Dataset entries on figures:
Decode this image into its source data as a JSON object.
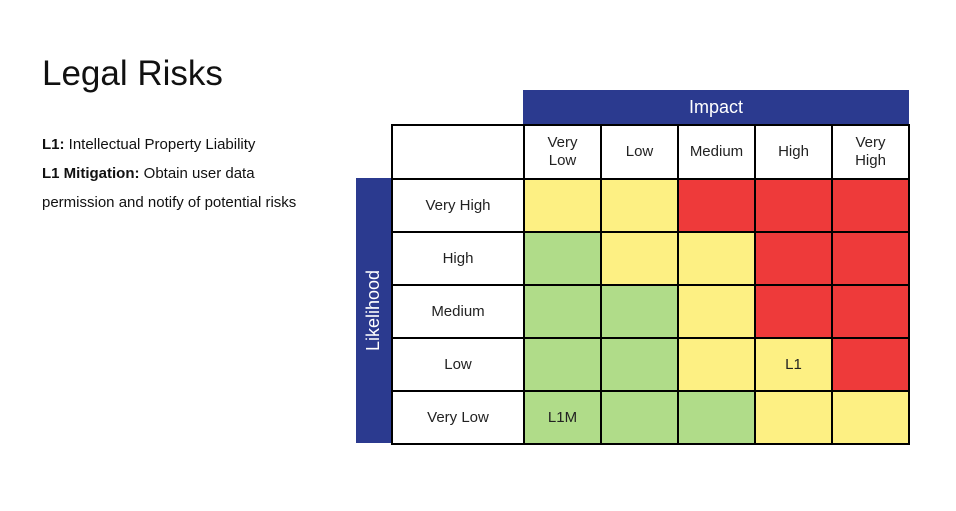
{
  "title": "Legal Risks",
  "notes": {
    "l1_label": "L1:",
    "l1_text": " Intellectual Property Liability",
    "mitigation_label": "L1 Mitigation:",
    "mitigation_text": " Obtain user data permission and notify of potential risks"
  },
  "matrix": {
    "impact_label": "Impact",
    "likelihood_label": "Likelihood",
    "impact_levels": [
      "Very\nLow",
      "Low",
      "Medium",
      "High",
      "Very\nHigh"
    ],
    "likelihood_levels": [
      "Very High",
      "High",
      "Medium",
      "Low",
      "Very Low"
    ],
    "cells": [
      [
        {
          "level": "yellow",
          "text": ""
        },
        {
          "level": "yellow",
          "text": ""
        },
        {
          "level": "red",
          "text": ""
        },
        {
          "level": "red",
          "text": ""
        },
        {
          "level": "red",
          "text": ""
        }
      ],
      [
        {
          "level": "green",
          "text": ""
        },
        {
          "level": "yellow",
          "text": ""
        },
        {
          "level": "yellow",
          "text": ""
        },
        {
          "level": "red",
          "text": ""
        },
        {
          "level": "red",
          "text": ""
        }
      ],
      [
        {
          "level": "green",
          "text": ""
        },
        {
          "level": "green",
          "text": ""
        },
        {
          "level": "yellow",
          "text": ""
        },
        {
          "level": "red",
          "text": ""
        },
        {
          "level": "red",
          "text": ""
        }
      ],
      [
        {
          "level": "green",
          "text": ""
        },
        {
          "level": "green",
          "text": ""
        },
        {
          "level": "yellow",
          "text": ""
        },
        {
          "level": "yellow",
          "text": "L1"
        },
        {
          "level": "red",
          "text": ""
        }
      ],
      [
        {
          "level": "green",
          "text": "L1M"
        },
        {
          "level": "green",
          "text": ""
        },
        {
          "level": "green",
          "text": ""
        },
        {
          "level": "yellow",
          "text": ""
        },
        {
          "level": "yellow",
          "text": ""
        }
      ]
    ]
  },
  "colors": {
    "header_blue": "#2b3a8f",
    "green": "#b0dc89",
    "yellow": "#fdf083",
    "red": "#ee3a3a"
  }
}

● **Task instructions**
All of the records need repeating exactly, except for the pictures.

● **Written response**
Decode this image into its source data as a JSON object.
{
  "title": "Legal Risks",
  "notes": {
    "l1_label": "L1:",
    "l1_text": " Intellectual Property Liability",
    "mitigation_label": "L1 Mitigation:",
    "mitigation_text": " Obtain user data permission and notify of potential risks"
  },
  "matrix": {
    "impact_label": "Impact",
    "likelihood_label": "Likelihood",
    "impact_levels": [
      "Very\nLow",
      "Low",
      "Medium",
      "High",
      "Very\nHigh"
    ],
    "likelihood_levels": [
      "Very High",
      "High",
      "Medium",
      "Low",
      "Very Low"
    ],
    "cells": [
      [
        {
          "level": "yellow",
          "text": ""
        },
        {
          "level": "yellow",
          "text": ""
        },
        {
          "level": "red",
          "text": ""
        },
        {
          "level": "red",
          "text": ""
        },
        {
          "level": "red",
          "text": ""
        }
      ],
      [
        {
          "level": "green",
          "text": ""
        },
        {
          "level": "yellow",
          "text": ""
        },
        {
          "level": "yellow",
          "text": ""
        },
        {
          "level": "red",
          "text": ""
        },
        {
          "level": "red",
          "text": ""
        }
      ],
      [
        {
          "level": "green",
          "text": ""
        },
        {
          "level": "green",
          "text": ""
        },
        {
          "level": "yellow",
          "text": ""
        },
        {
          "level": "red",
          "text": ""
        },
        {
          "level": "red",
          "text": ""
        }
      ],
      [
        {
          "level": "green",
          "text": ""
        },
        {
          "level": "green",
          "text": ""
        },
        {
          "level": "yellow",
          "text": ""
        },
        {
          "level": "yellow",
          "text": "L1"
        },
        {
          "level": "red",
          "text": ""
        }
      ],
      [
        {
          "level": "green",
          "text": "L1M"
        },
        {
          "level": "green",
          "text": ""
        },
        {
          "level": "green",
          "text": ""
        },
        {
          "level": "yellow",
          "text": ""
        },
        {
          "level": "yellow",
          "text": ""
        }
      ]
    ]
  },
  "colors": {
    "header_blue": "#2b3a8f",
    "green": "#b0dc89",
    "yellow": "#fdf083",
    "red": "#ee3a3a"
  }
}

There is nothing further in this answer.